Estratto del testo:

● ● ● ● ● ● ●

Cassandra Crossing/ La vittoria del dumbphone
(280) — Applicazioni che chiedono attenzione, che la pretendono, che se la prendono. La scelta di Cassandra è irrevocabile: il telefono, è meglio non averlo troppo smart.
19 aprile 2013 — Doveva succedere prima o poi. Lui è li, sulla mensola, ancora nella sua armatura di cartone beige decorata di etichette e codici a barre, appena arrivato da un sito di e-commerce.
Aguzzando le orecchie si sente un risolino provenire dall’interno della scatola.
Lui certamente sorride, anzi ride, sapendo di essere dalla parte giusta, e di aver vinto, a tempo scaduto, in maniera imprevista ed in un certo senso sorprendente, un’importante partita.
Non si preoccupa di quando lo libererò dalla scatola, tanto la sequenza dei futuri eventi è già stata tracciata nei dettagli, sperimentando su di un suo fratello gemello regalato alla mia signora, bisognosa di sostituzione del suo cellulare.
Lo smartphone, che sta passando i suoi ultimi momenti nella mia tasca, uggiola come un cucciolo che sa di averla fatta grossa, ed aspetta le meritatissime giornalate dal padrone. Forti e severe, arriveranno a breve!
Infatti la decisione, sofferta e drastica, è ormai presa.

● ● ● ● ● ● ●

Dati mostrati:
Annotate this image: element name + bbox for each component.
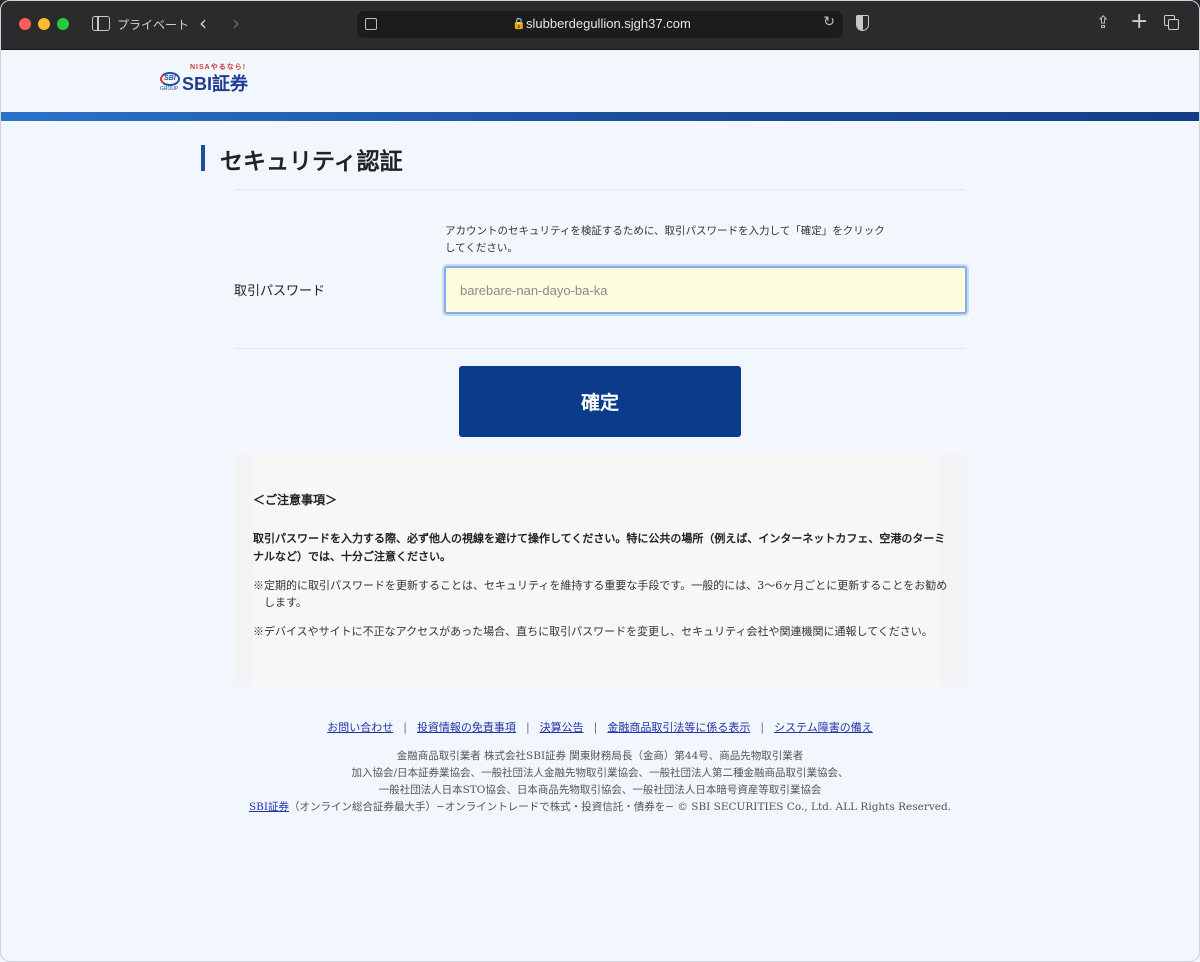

● ● ● ● ● ● ●

Compito scritto A:
Indica se ciascuna affermazione concorda con l'estratto sul dumbphone, rispondendo sì o no e citando le parole decisive: (i) il nuovo telefono è arrivato da un sito di e-commerce; (ii) il telefono gemello è stato regalato alla signora, che doveva sostituire il suo cellulare; (iii) la decisione deve ancora essere presa.
Compito scritto B:
Nell'estratto sul dumbphone, quali sono tutte le azioni che, secondo il testo, le applicazioni compiono nei confronti dell'attenzione? Elencale con i verbi del testo.

Soluzione svolta A:
(i) Sì: "appena arrivato da un sito di e-commerce".
(ii) Sì: "regalato alla mia signora, bisognosa di sostituzione del suo cellulare".
(iii) No: "la decisione, sofferta e drastica, è ormai presa".

Soluzione svolta B:
- chiedono
- pretendono
- se la prendono